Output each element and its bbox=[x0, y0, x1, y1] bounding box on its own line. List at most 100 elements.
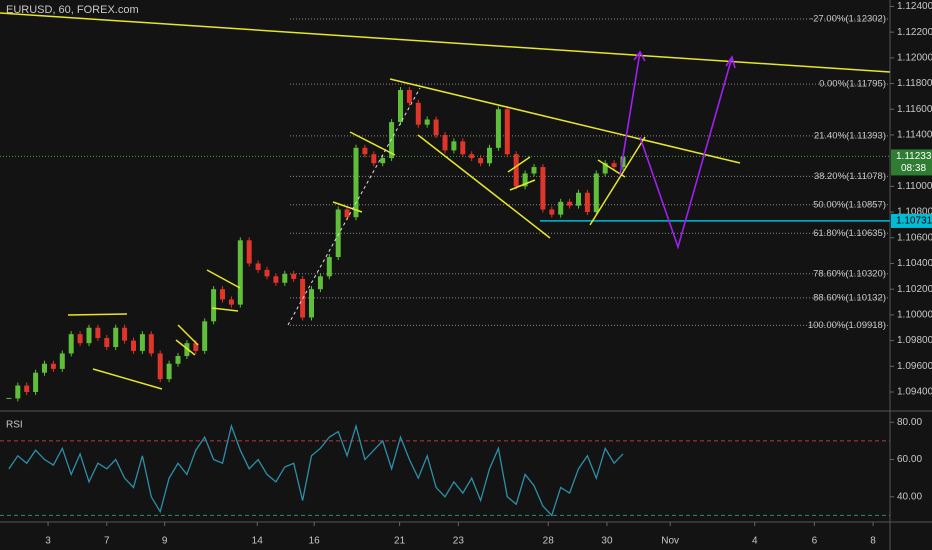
candle bbox=[558, 201, 564, 215]
trend-line bbox=[175, 339, 196, 356]
trend-line bbox=[417, 134, 551, 239]
y-tick-label: 1.09800 bbox=[897, 335, 932, 346]
candle bbox=[380, 158, 386, 164]
trend-line bbox=[349, 131, 396, 156]
candle bbox=[442, 134, 448, 151]
candle bbox=[371, 154, 377, 164]
rsi-line bbox=[8, 423, 624, 517]
arrow bbox=[619, 51, 641, 176]
candle bbox=[513, 154, 519, 187]
level-price-label: 1.10731 bbox=[896, 216, 932, 227]
y-tick-label: 1.12200 bbox=[897, 27, 932, 38]
candle bbox=[326, 257, 332, 277]
trend-line bbox=[509, 179, 536, 191]
candle bbox=[389, 122, 395, 159]
trend-line bbox=[67, 313, 128, 316]
y-tick-label: 1.11600 bbox=[897, 104, 932, 115]
candle bbox=[139, 334, 145, 351]
fib-label: 21.40%(1.11393) bbox=[814, 130, 886, 141]
x-tick-label: 30 bbox=[601, 536, 613, 547]
candle bbox=[584, 192, 590, 213]
y-tick-label: 1.12400 bbox=[897, 1, 932, 12]
candle bbox=[522, 173, 528, 187]
candle bbox=[148, 334, 154, 354]
trend-line bbox=[92, 368, 163, 390]
candle bbox=[113, 327, 119, 348]
trend-line bbox=[206, 269, 241, 289]
candle bbox=[228, 299, 234, 305]
trend-line bbox=[589, 136, 646, 226]
candle bbox=[86, 327, 92, 344]
x-tick-label: 4 bbox=[752, 536, 758, 547]
candle bbox=[620, 156, 626, 168]
y-tick-label: 1.10400 bbox=[897, 258, 932, 269]
candle bbox=[495, 109, 501, 148]
candle bbox=[68, 334, 74, 354]
x-tick-label: 16 bbox=[309, 536, 321, 547]
x-tick-label: Nov bbox=[661, 536, 679, 547]
y-tick-label: 1.11000 bbox=[897, 181, 932, 192]
candle bbox=[611, 163, 617, 168]
candle bbox=[424, 119, 430, 125]
candle bbox=[531, 167, 537, 174]
candle bbox=[264, 269, 270, 277]
x-tick-label: 14 bbox=[252, 536, 264, 547]
candle bbox=[255, 263, 261, 270]
candle bbox=[460, 141, 466, 155]
trend-lines bbox=[0, 12, 891, 390]
candle bbox=[291, 273, 297, 279]
fib-label: -27.00%(1.12302) bbox=[810, 14, 886, 25]
y-tick-label: 60.00 bbox=[897, 454, 922, 465]
candle bbox=[335, 209, 341, 258]
candle bbox=[487, 147, 492, 164]
candle bbox=[220, 289, 225, 300]
trend-line bbox=[332, 201, 363, 213]
candle bbox=[353, 147, 359, 218]
projection-arrows bbox=[619, 50, 736, 250]
chart-title: EURUSD, 60, FOREX.com bbox=[6, 4, 139, 16]
fib-label: 100.00%(1.09918) bbox=[808, 320, 886, 331]
y-tick-label: 80.00 bbox=[897, 417, 922, 428]
trend-line bbox=[211, 307, 239, 312]
y-tick-label: 1.10600 bbox=[897, 232, 932, 243]
fib-label: 38.20%(1.11078) bbox=[814, 171, 886, 182]
candle bbox=[576, 192, 581, 206]
last-price-box bbox=[891, 149, 932, 176]
pane-title: RSI bbox=[6, 420, 23, 431]
y-tick-label: 1.12000 bbox=[897, 52, 932, 63]
x-tick-label: 7 bbox=[104, 536, 110, 547]
last-price-label: 1.11233 bbox=[896, 151, 932, 162]
candle bbox=[540, 167, 546, 210]
candle bbox=[211, 289, 217, 322]
candle bbox=[202, 321, 208, 351]
candle bbox=[398, 89, 403, 123]
x-tick-label: 28 bbox=[543, 536, 555, 547]
candle bbox=[122, 327, 128, 341]
candle bbox=[104, 338, 110, 348]
candle bbox=[451, 141, 457, 151]
drawings bbox=[0, 12, 891, 390]
level-price-box bbox=[891, 213, 932, 228]
trend-line bbox=[507, 156, 531, 173]
trend-line bbox=[177, 324, 199, 346]
candle bbox=[193, 343, 199, 351]
arrow-head bbox=[633, 50, 646, 62]
fib-label: 61.80%(1.10635) bbox=[813, 228, 886, 239]
x-tick-label: 23 bbox=[453, 536, 465, 547]
candle bbox=[95, 327, 101, 339]
fib-label: 0.00%(1.11795) bbox=[819, 79, 886, 90]
candle bbox=[567, 201, 573, 206]
candle bbox=[184, 343, 190, 357]
y-tick-label: 1.09400 bbox=[897, 387, 932, 398]
candle bbox=[246, 240, 252, 264]
trend-line bbox=[389, 78, 741, 164]
candle bbox=[344, 209, 350, 218]
candle bbox=[415, 102, 421, 125]
candle bbox=[317, 276, 323, 290]
arrow bbox=[639, 56, 733, 250]
candle bbox=[237, 240, 243, 305]
x-tick-label: 8 bbox=[870, 536, 876, 547]
candle bbox=[59, 353, 65, 369]
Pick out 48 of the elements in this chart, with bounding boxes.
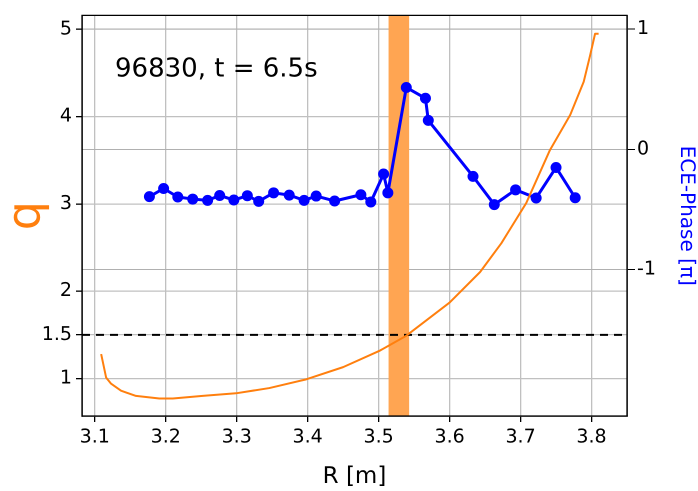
point	[253, 196, 264, 207]
point	[158, 182, 170, 194]
point	[400, 82, 412, 93]
point	[488, 199, 500, 210]
point	[468, 170, 479, 182]
x-tick-label: 3.6	[434, 425, 465, 448]
y2-tick-label: -1	[637, 257, 656, 280]
point	[510, 184, 522, 196]
point	[422, 114, 434, 126]
point	[202, 194, 214, 206]
point	[228, 194, 240, 206]
x-tick-label: 3.5	[364, 425, 394, 448]
x-tick-label: 3.3	[222, 425, 252, 448]
y2-axis-title: ECE-Phase [π]	[676, 146, 698, 286]
y-tick-label: 4	[60, 104, 72, 127]
point	[382, 187, 394, 198]
point	[172, 192, 184, 203]
y-tick-label: 1.5	[42, 322, 72, 345]
point	[214, 190, 226, 201]
point	[570, 192, 581, 204]
y-tick-label: 2	[60, 279, 72, 302]
x-axis-title: R [m]	[322, 463, 386, 490]
point	[550, 162, 562, 173]
y-tick-label: 1	[60, 366, 72, 388]
point	[187, 194, 198, 205]
point	[298, 194, 310, 206]
x-tick-label: 3.2	[150, 425, 181, 448]
point	[310, 190, 322, 202]
y2-tick-label: 0	[637, 137, 650, 160]
point	[530, 192, 542, 204]
x-tick-label: 3.7	[505, 425, 536, 448]
point	[329, 195, 340, 206]
y-axis-title: q	[0, 201, 51, 230]
annotation: 96830, t = 6.5s	[115, 53, 318, 84]
point	[365, 196, 376, 208]
y-tick-label: 5	[60, 17, 72, 40]
point	[284, 190, 295, 201]
point	[144, 191, 155, 202]
x-tick-label: 3.4	[292, 425, 323, 448]
point	[242, 190, 253, 202]
point	[378, 168, 390, 180]
point	[355, 189, 366, 200]
x-tick-label: 3.8	[576, 425, 607, 448]
point	[420, 92, 431, 104]
x-tick-label: 3.1	[80, 425, 110, 448]
point	[268, 187, 280, 198]
y2-tick-label: 1	[637, 17, 650, 40]
y-tick-label: 3	[60, 192, 72, 214]
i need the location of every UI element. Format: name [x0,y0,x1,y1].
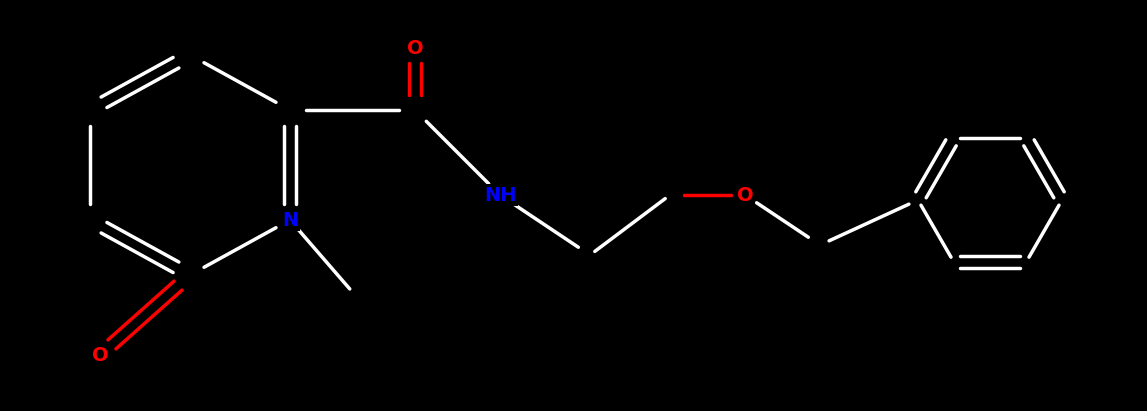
Text: O: O [407,39,423,58]
Text: N: N [282,210,298,229]
Text: O: O [736,185,754,205]
Text: O: O [92,346,108,365]
Text: NH: NH [484,185,516,205]
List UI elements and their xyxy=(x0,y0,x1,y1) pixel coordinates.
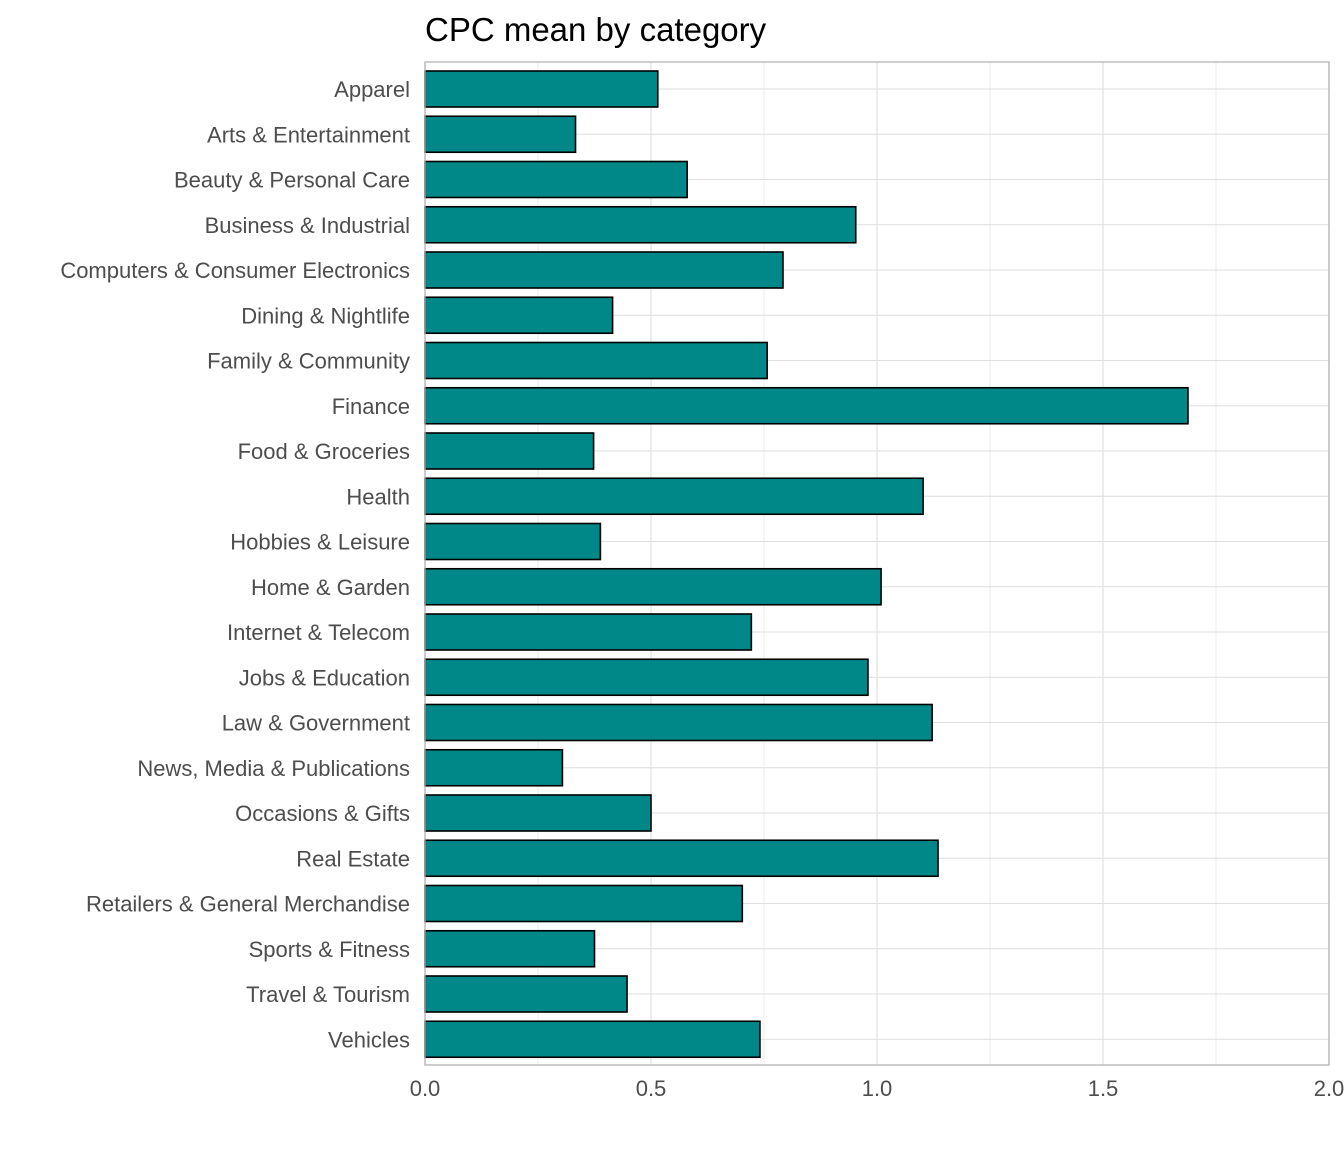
category-label: Real Estate xyxy=(296,846,410,871)
category-label: Arts & Entertainment xyxy=(207,122,410,147)
x-tick-label: 0.5 xyxy=(636,1076,667,1101)
bar xyxy=(424,432,595,470)
category-label: Hobbies & Leisure xyxy=(230,530,410,555)
category-label: Sports & Fitness xyxy=(249,937,410,962)
category-label: Business & Industrial xyxy=(205,213,410,238)
bar xyxy=(424,205,857,244)
x-tick-label: 1.5 xyxy=(1088,1076,1119,1101)
bar xyxy=(424,477,924,516)
bar xyxy=(424,794,652,832)
x-tick-label: 0.0 xyxy=(410,1076,441,1101)
bars xyxy=(424,70,1189,1059)
category-label: Occasions & Gifts xyxy=(235,801,410,826)
bar xyxy=(424,160,688,199)
category-label: Computers & Consumer Electronics xyxy=(60,258,410,283)
category-label: News, Media & Publications xyxy=(137,756,410,781)
plot-panel-border xyxy=(424,61,1330,1066)
category-label: Vehicles xyxy=(328,1027,410,1052)
bar xyxy=(424,929,596,968)
category-label: Apparel xyxy=(334,77,410,102)
category-label: Dining & Nightlife xyxy=(241,303,410,328)
bar xyxy=(424,522,602,561)
x-tick-label: 2.0 xyxy=(1314,1076,1344,1101)
bar xyxy=(424,748,564,787)
x-tick-label: 1.0 xyxy=(862,1076,893,1101)
category-label: Retailers & General Merchandise xyxy=(86,892,410,917)
bar xyxy=(424,613,753,651)
category-label: Finance xyxy=(332,394,410,419)
bar xyxy=(424,567,882,606)
bar xyxy=(424,658,869,697)
category-label: Family & Community xyxy=(207,349,410,374)
category-label: Law & Government xyxy=(222,711,410,736)
bar xyxy=(424,251,784,289)
bar xyxy=(424,1020,761,1059)
bar xyxy=(424,386,1189,425)
category-label: Beauty & Personal Care xyxy=(174,168,410,193)
bar xyxy=(424,975,628,1013)
bar xyxy=(424,884,744,923)
category-label: Jobs & Education xyxy=(239,665,410,690)
category-label: Food & Groceries xyxy=(238,439,410,464)
bar xyxy=(424,296,614,335)
category-label: Health xyxy=(346,484,410,509)
bar xyxy=(424,341,768,380)
category-label: Home & Garden xyxy=(251,575,410,600)
value-axis-labels: 0.0 0.5 1.0 1.5 2.0 xyxy=(410,1076,1344,1101)
category-label: Travel & Tourism xyxy=(246,982,410,1007)
bar xyxy=(424,703,933,742)
bar xyxy=(424,70,659,108)
category-axis-labels: Apparel Arts & Entertainment Beauty & Pers… xyxy=(60,77,410,1052)
bar xyxy=(424,839,939,878)
category-label: Internet & Telecom xyxy=(227,620,410,645)
bar xyxy=(424,115,577,154)
chart-title: CPC mean by category xyxy=(425,11,767,48)
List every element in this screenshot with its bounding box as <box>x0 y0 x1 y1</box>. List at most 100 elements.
===
== WORK TO BE COMPLETED ==
Reproduce the lines from the line with "candle bbox=[558, 201, 564, 215]" up to and including the line with "candle bbox=[255, 263, 261, 270]".

== WRITTEN SOLUTION ==
candle bbox=[558, 201, 564, 215]
trend-line bbox=[175, 339, 196, 356]
trend-line bbox=[417, 134, 551, 239]
y-tick-label: 1.09800 bbox=[897, 335, 932, 346]
candle bbox=[380, 158, 386, 164]
trend-line bbox=[349, 131, 396, 156]
candle bbox=[442, 134, 448, 151]
candle bbox=[371, 154, 377, 164]
rsi-line bbox=[8, 423, 624, 517]
arrow bbox=[619, 51, 641, 176]
candle bbox=[513, 154, 519, 187]
level-price-label: 1.10731 bbox=[896, 216, 932, 227]
y-tick-label: 1.12200 bbox=[897, 27, 932, 38]
candle bbox=[326, 257, 332, 277]
trend-line bbox=[509, 179, 536, 191]
candle bbox=[389, 122, 395, 159]
trend-line bbox=[67, 313, 128, 316]
y-tick-label: 1.11600 bbox=[897, 104, 932, 115]
candle bbox=[139, 334, 145, 351]
fib-label: 21.40%(1.11393) bbox=[814, 130, 886, 141]
x-tick-label: 30 bbox=[601, 536, 613, 547]
candle bbox=[584, 192, 590, 213]
y-tick-label: 1.12400 bbox=[897, 1, 932, 12]
candle bbox=[522, 173, 528, 187]
candle bbox=[148, 334, 154, 354]
trend-line bbox=[92, 368, 163, 390]
candle bbox=[113, 327, 119, 348]
trend-line bbox=[206, 269, 241, 289]
candle bbox=[228, 299, 234, 305]
trend-line bbox=[589, 136, 646, 226]
candle bbox=[86, 327, 92, 344]
x-tick-label: 4 bbox=[752, 536, 758, 547]
candle bbox=[620, 156, 626, 168]
y-tick-label: 1.10400 bbox=[897, 258, 932, 269]
candle bbox=[495, 109, 501, 148]
candle bbox=[68, 334, 74, 354]
x-tick-label: 16 bbox=[309, 536, 321, 547]
x-tick-label: Nov bbox=[661, 536, 679, 547]
y-tick-label: 1.11000 bbox=[897, 181, 932, 192]
candle bbox=[611, 163, 617, 168]
candle bbox=[424, 119, 430, 125]
candle bbox=[531, 167, 537, 174]
candle bbox=[264, 269, 270, 277]
x-tick-label: 14 bbox=[252, 536, 264, 547]
candle bbox=[255, 263, 261, 270]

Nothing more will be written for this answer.